**EXERCISE BRIEF:** Pull out every line containing the string "color".

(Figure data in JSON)
— Begin —
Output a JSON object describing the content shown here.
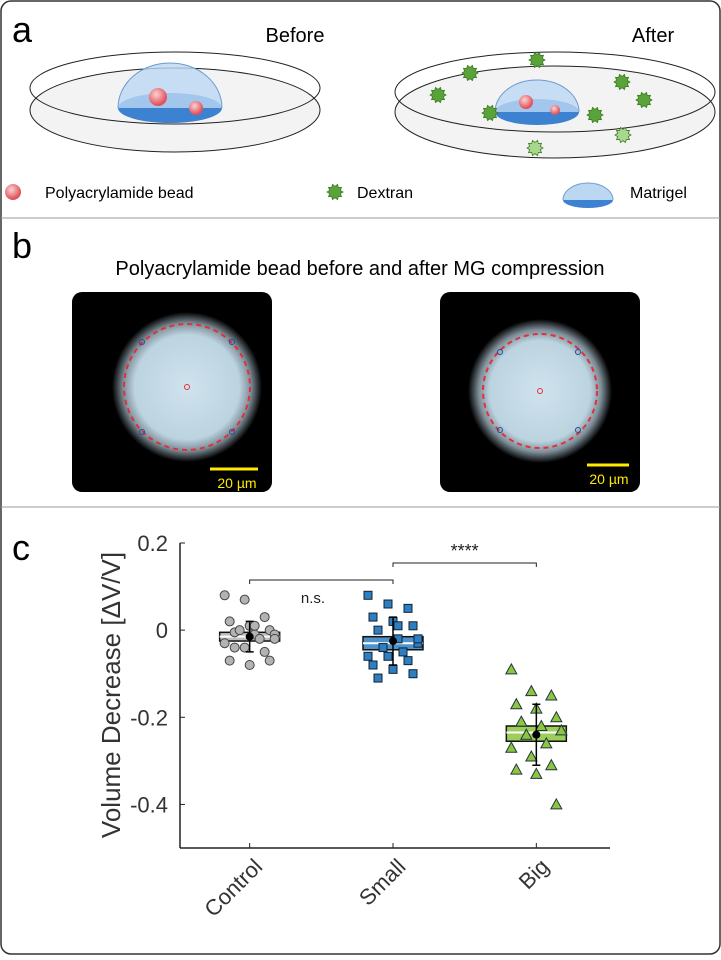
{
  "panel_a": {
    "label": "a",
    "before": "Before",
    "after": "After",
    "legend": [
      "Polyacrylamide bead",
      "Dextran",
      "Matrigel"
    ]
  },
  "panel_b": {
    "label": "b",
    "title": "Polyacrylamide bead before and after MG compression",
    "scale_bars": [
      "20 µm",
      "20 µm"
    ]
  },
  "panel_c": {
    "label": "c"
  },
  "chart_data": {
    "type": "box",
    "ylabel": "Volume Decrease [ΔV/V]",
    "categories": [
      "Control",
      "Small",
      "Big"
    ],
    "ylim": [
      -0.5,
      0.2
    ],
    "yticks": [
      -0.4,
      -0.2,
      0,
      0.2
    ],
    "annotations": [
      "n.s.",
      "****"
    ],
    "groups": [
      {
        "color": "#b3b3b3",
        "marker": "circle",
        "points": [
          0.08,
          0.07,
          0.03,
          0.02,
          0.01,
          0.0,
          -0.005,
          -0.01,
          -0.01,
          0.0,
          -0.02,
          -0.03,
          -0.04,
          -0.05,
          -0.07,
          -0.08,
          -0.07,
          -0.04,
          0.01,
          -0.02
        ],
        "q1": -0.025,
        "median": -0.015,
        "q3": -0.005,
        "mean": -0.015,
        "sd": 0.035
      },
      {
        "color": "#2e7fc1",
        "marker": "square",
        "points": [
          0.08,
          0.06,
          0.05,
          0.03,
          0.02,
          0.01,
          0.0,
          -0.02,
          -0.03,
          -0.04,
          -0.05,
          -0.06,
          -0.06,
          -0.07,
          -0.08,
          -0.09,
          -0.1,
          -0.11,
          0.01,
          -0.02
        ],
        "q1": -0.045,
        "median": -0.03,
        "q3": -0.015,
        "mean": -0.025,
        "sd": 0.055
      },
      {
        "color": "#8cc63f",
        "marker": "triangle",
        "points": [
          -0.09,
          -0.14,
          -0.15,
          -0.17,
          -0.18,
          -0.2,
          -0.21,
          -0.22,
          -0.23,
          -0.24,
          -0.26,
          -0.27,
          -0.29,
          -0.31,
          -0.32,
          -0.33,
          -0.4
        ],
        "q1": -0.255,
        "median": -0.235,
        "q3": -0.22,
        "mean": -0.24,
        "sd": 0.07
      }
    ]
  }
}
— End —
**TASK RESPONSE:**
        "color": "#b3b3b3",
        "color": "#2e7fc1",
        "color": "#8cc63f",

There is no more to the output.